[Entries taken from a collection]
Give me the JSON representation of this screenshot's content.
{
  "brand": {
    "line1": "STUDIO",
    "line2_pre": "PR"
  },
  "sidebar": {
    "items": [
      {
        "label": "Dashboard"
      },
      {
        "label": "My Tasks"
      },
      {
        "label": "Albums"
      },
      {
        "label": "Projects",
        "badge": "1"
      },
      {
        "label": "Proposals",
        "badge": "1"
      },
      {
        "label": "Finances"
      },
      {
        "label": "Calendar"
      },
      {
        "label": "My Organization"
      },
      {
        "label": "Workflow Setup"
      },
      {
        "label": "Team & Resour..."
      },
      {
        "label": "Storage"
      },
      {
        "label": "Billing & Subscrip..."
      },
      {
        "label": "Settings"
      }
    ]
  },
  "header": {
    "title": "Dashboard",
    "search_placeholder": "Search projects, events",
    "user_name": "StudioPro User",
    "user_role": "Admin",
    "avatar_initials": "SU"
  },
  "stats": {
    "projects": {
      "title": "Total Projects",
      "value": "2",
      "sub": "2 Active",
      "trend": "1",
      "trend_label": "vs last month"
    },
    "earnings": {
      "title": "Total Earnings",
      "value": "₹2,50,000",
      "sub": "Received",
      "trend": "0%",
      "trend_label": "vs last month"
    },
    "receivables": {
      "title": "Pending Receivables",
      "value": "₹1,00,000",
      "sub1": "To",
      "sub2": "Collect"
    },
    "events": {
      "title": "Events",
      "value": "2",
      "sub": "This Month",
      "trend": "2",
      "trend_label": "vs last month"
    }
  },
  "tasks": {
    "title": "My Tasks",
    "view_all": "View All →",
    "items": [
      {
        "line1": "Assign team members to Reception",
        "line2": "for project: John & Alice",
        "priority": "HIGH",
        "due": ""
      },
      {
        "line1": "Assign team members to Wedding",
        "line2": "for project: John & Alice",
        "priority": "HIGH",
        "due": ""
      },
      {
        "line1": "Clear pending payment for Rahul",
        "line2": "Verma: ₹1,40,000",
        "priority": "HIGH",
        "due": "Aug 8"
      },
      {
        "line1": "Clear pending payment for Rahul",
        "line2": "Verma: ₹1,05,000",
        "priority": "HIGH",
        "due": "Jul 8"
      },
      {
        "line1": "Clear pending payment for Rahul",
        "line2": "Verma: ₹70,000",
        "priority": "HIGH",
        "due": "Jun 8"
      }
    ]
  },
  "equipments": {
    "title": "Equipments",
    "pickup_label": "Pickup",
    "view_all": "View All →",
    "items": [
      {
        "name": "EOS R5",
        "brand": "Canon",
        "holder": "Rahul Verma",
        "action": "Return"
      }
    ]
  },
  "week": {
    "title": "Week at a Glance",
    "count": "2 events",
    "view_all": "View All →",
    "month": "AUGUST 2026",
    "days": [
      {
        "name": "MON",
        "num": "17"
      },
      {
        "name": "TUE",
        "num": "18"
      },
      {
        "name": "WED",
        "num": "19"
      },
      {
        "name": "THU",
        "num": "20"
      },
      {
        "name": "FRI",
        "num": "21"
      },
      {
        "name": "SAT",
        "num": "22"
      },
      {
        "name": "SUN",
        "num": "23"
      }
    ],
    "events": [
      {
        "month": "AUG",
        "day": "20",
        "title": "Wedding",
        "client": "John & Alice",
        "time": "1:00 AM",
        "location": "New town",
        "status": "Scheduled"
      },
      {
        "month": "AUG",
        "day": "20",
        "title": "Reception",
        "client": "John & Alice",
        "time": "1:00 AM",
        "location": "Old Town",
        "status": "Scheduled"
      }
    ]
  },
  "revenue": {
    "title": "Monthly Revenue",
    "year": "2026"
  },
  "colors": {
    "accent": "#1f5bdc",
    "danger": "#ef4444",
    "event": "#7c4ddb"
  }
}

• _Problem requirements_
Give the data again, exactly as it stands.

• _Exercise output_
Give me the JSON representation of this screenshot's content.
{
  "brand": {
    "line1": "STUDIO",
    "line2_pre": "PR"
  },
  "sidebar": {
    "items": [
      {
        "label": "Dashboard"
      },
      {
        "label": "My Tasks"
      },
      {
        "label": "Albums"
      },
      {
        "label": "Projects",
        "badge": "1"
      },
      {
        "label": "Proposals",
        "badge": "1"
      },
      {
        "label": "Finances"
      },
      {
        "label": "Calendar"
      },
      {
        "label": "My Organization"
      },
      {
        "label": "Workflow Setup"
      },
      {
        "label": "Team & Resour..."
      },
      {
        "label": "Storage"
      },
      {
        "label": "Billing & Subscrip..."
      },
      {
        "label": "Settings"
      }
    ]
  },
  "header": {
    "title": "Dashboard",
    "search_placeholder": "Search projects, events",
    "user_name": "StudioPro User",
    "user_role": "Admin",
    "avatar_initials": "SU"
  },
  "stats": {
    "projects": {
      "title": "Total Projects",
      "value": "2",
      "sub": "2 Active",
      "trend": "1",
      "trend_label": "vs last month"
    },
    "earnings": {
      "title": "Total Earnings",
      "value": "₹2,50,000",
      "sub": "Received",
      "trend": "0%",
      "trend_label": "vs last month"
    },
    "receivables": {
      "title": "Pending Receivables",
      "value": "₹1,00,000",
      "sub1": "To",
      "sub2": "Collect"
    },
    "events": {
      "title": "Events",
      "value": "2",
      "sub": "This Month",
      "trend": "2",
      "trend_label": "vs last month"
    }
  },
  "tasks": {
    "title": "My Tasks",
    "view_all": "View All →",
    "items": [
      {
        "line1": "Assign team members to Reception",
        "line2": "for project: John & Alice",
        "priority": "HIGH",
        "due": ""
      },
      {
        "line1": "Assign team members to Wedding",
        "line2": "for project: John & Alice",
        "priority": "HIGH",
        "due": ""
      },
      {
        "line1": "Clear pending payment for Rahul",
        "line2": "Verma: ₹1,40,000",
        "priority": "HIGH",
        "due": "Aug 8"
      },
      {
        "line1": "Clear pending payment for Rahul",
        "line2": "Verma: ₹1,05,000",
        "priority": "HIGH",
        "due": "Jul 8"
      },
      {
        "line1": "Clear pending payment for Rahul",
        "line2": "Verma: ₹70,000",
        "priority": "HIGH",
        "due": "Jun 8"
      }
    ]
  },
  "equipments": {
    "title": "Equipments",
    "pickup_label": "Pickup",
    "view_all": "View All →",
    "items": [
      {
        "name": "EOS R5",
        "brand": "Canon",
        "holder": "Rahul Verma",
        "action": "Return"
      }
    ]
  },
  "week": {
    "title": "Week at a Glance",
    "count": "2 events",
    "view_all": "View All →",
    "month": "AUGUST 2026",
    "days": [
      {
        "name": "MON",
        "num": "17"
      },
      {
        "name": "TUE",
        "num": "18"
      },
      {
        "name": "WED",
        "num": "19"
      },
      {
        "name": "THU",
        "num": "20"
      },
      {
        "name": "FRI",
        "num": "21"
      },
      {
        "name": "SAT",
        "num": "22"
      },
      {
        "name": "SUN",
        "num": "23"
      }
    ],
    "events": [
      {
        "month": "AUG",
        "day": "20",
        "title": "Wedding",
        "client": "John & Alice",
        "time": "1:00 AM",
        "location": "New town",
        "status": "Scheduled"
      },
      {
        "month": "AUG",
        "day": "20",
        "title": "Reception",
        "client": "John & Alice",
        "time": "1:00 AM",
        "location": "Old Town",
        "status": "Scheduled"
      }
    ]
  },
  "revenue": {
    "title": "Monthly Revenue",
    "year": "2026"
  },
  "colors": {
    "accent": "#1f5bdc",
    "danger": "#ef4444",
    "event": "#7c4ddb"
  }
}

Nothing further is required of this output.